+++ Input data

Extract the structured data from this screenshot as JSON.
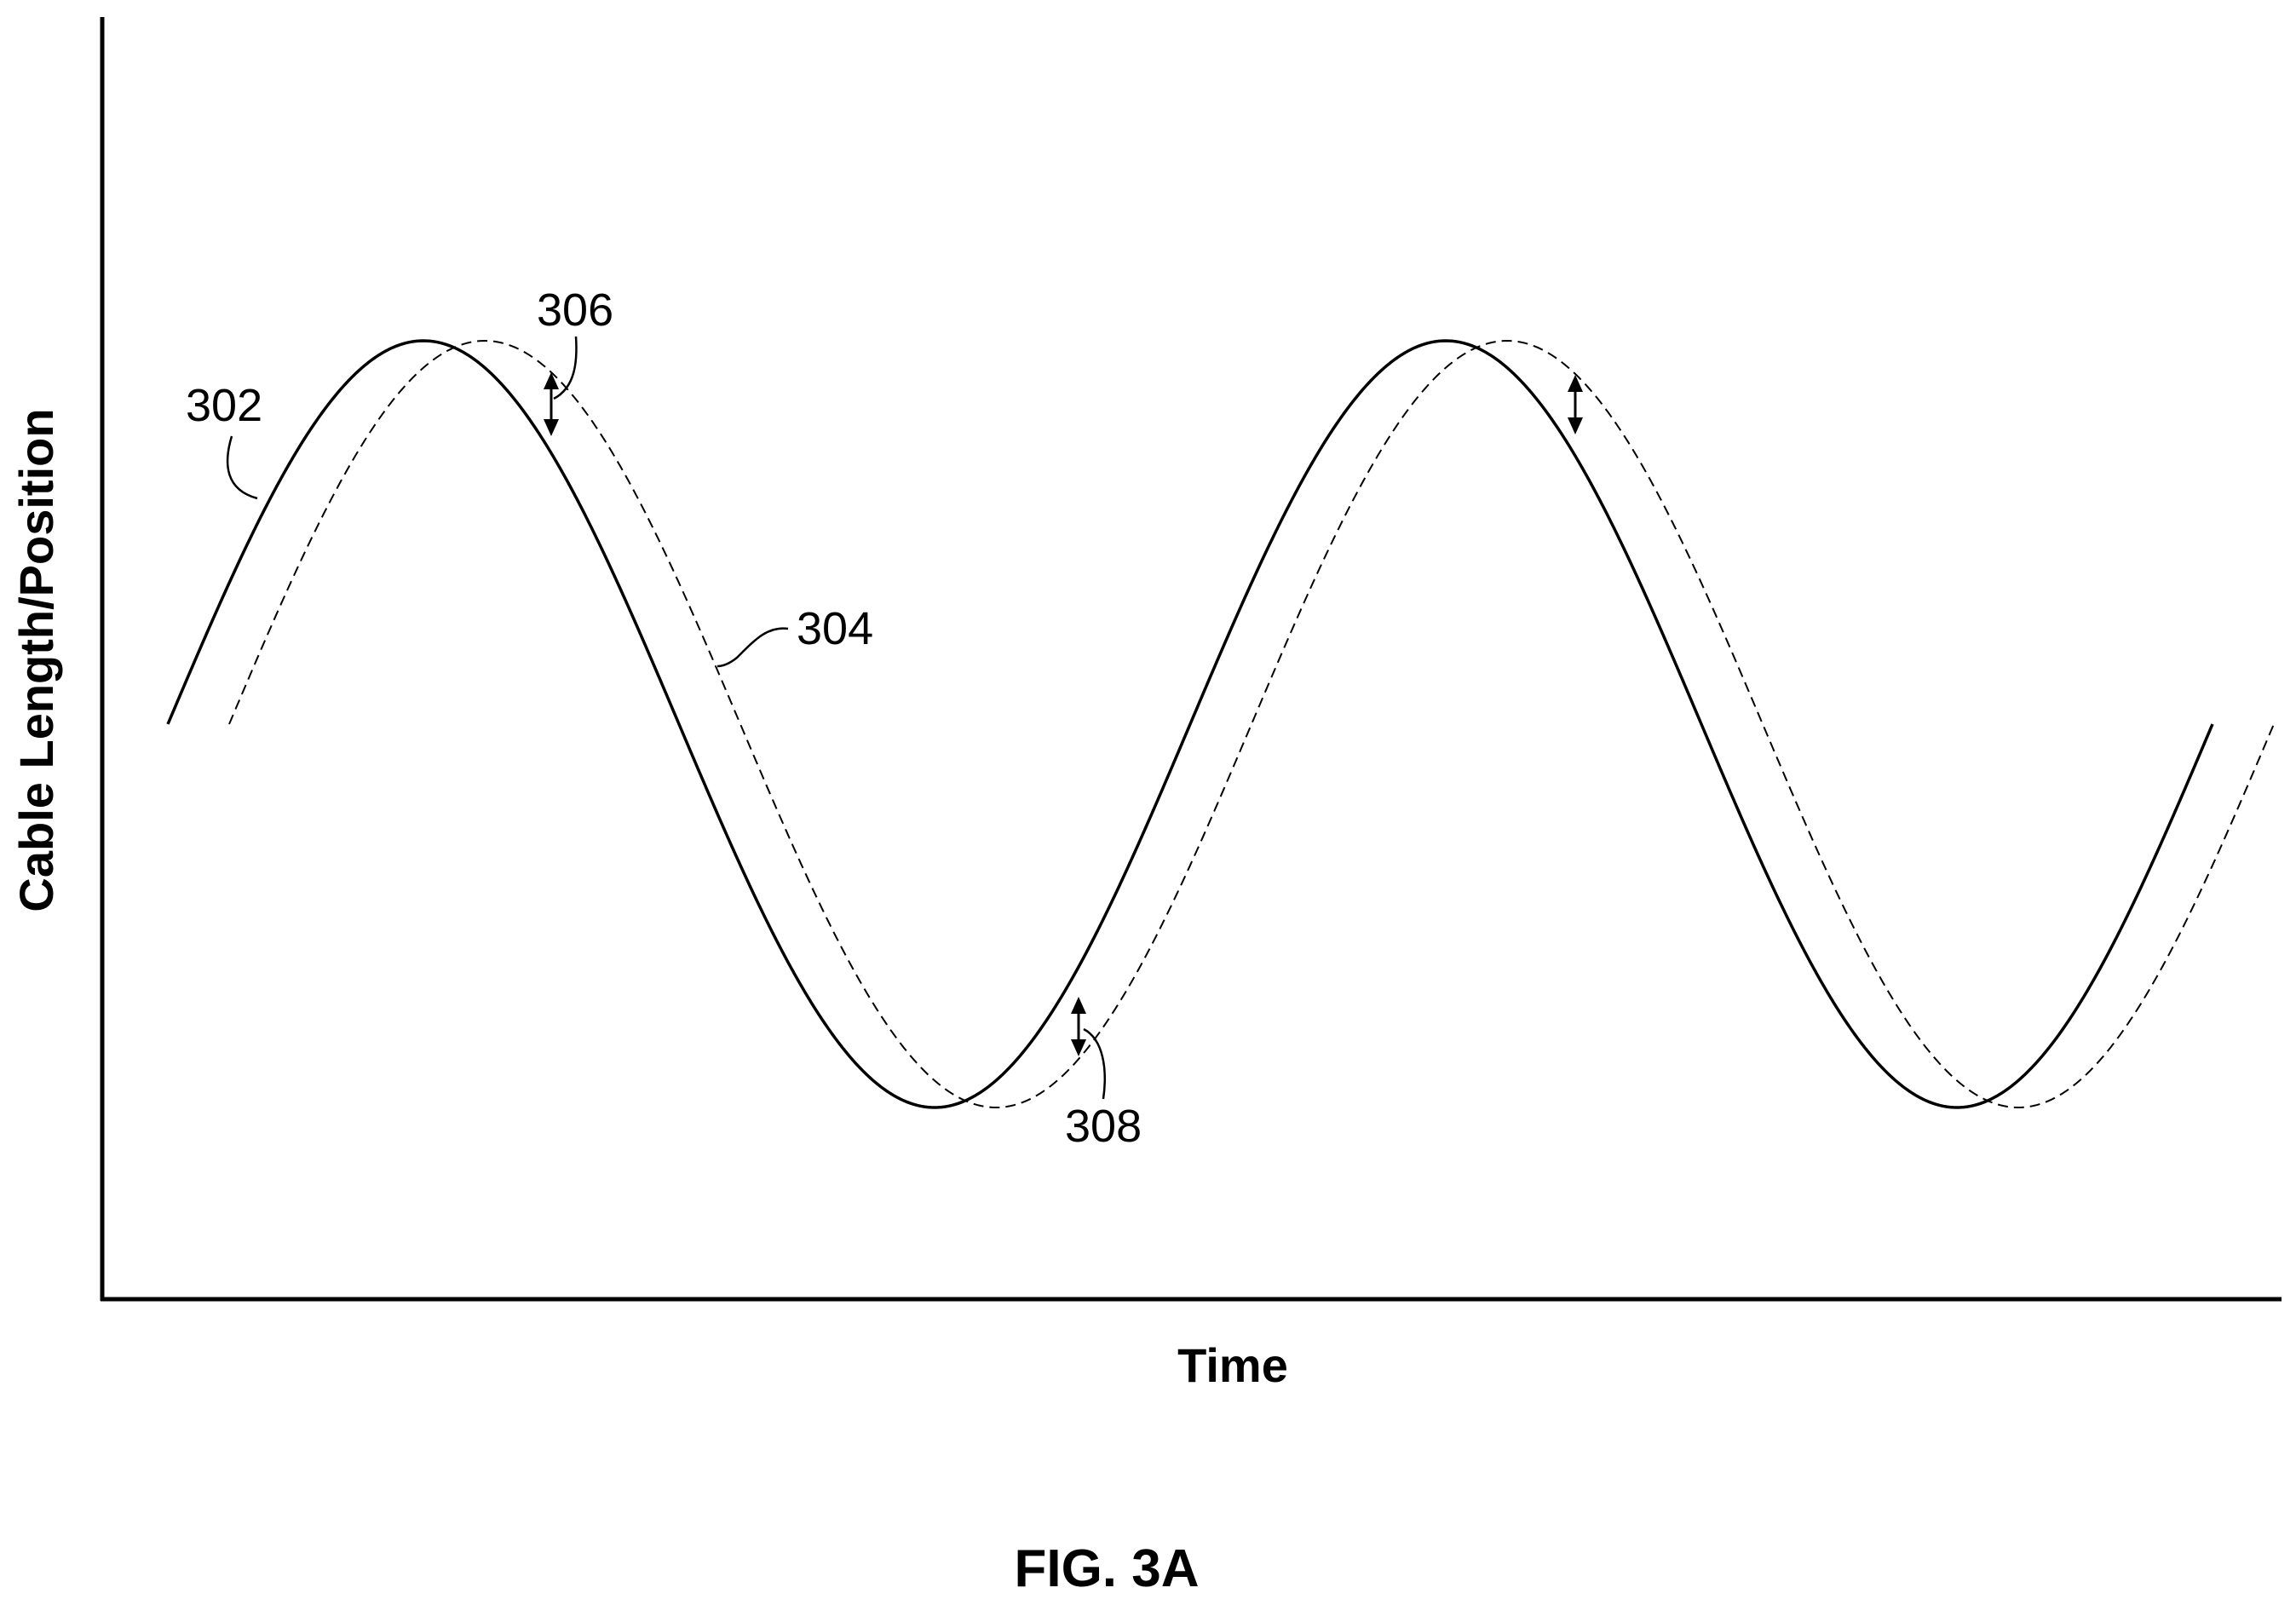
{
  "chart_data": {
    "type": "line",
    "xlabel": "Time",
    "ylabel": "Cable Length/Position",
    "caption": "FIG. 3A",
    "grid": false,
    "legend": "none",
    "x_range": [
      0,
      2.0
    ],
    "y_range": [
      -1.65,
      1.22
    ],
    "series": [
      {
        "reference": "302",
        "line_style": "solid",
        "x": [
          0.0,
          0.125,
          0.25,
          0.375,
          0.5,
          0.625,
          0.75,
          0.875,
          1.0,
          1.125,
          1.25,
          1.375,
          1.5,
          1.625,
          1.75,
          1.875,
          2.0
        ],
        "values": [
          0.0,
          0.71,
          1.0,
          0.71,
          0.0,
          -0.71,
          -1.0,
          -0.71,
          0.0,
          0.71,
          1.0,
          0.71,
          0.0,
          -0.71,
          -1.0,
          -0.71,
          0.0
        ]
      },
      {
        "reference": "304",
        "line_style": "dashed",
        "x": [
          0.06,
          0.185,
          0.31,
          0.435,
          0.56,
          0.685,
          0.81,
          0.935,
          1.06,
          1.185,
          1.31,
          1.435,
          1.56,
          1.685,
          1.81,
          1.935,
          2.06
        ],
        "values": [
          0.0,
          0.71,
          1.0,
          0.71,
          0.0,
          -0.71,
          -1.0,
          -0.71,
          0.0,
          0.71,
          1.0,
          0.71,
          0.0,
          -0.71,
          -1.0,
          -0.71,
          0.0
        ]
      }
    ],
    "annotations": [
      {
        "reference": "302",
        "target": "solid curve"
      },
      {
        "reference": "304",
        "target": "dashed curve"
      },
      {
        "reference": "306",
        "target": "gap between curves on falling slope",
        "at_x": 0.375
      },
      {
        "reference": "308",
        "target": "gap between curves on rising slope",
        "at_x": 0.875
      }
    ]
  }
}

++++++
+++ Input data

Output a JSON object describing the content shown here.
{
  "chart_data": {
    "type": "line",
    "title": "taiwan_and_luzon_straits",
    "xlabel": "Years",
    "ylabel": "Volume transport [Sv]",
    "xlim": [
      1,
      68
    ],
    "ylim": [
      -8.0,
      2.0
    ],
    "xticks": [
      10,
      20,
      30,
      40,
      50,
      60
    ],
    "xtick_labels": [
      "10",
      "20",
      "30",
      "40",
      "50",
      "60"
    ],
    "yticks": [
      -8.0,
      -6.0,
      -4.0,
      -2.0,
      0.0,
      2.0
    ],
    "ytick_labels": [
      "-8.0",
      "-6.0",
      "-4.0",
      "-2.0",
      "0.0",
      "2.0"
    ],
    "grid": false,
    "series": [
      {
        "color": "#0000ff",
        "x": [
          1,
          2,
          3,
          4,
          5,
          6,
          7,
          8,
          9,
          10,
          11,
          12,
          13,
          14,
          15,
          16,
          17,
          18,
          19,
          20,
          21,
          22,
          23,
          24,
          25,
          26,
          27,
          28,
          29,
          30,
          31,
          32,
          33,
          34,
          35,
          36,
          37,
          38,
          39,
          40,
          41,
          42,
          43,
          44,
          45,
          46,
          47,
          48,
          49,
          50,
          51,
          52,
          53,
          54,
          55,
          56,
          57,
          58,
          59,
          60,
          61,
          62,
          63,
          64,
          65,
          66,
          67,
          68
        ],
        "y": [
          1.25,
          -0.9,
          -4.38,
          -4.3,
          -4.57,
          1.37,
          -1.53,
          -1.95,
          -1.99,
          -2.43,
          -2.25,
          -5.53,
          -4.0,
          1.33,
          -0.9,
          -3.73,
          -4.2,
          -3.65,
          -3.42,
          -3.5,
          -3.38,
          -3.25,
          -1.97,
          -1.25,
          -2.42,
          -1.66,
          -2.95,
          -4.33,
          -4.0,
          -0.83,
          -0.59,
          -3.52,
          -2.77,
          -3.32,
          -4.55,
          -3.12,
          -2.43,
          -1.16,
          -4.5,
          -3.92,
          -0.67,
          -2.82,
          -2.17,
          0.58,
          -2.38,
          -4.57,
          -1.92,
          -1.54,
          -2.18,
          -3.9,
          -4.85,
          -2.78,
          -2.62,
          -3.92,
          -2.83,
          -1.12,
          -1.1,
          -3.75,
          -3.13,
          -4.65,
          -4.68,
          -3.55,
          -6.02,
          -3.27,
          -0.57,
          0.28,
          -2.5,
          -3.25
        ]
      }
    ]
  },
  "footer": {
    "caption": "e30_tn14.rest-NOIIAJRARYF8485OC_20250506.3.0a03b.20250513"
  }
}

++++++

#### Goal
From the entries above, extract each line containing "target".

#### Expected output
        "target": "solid curve"
        "target": "dashed curve"
        "target": "gap between curves on falling slope",
        "target": "gap between curves on rising slope",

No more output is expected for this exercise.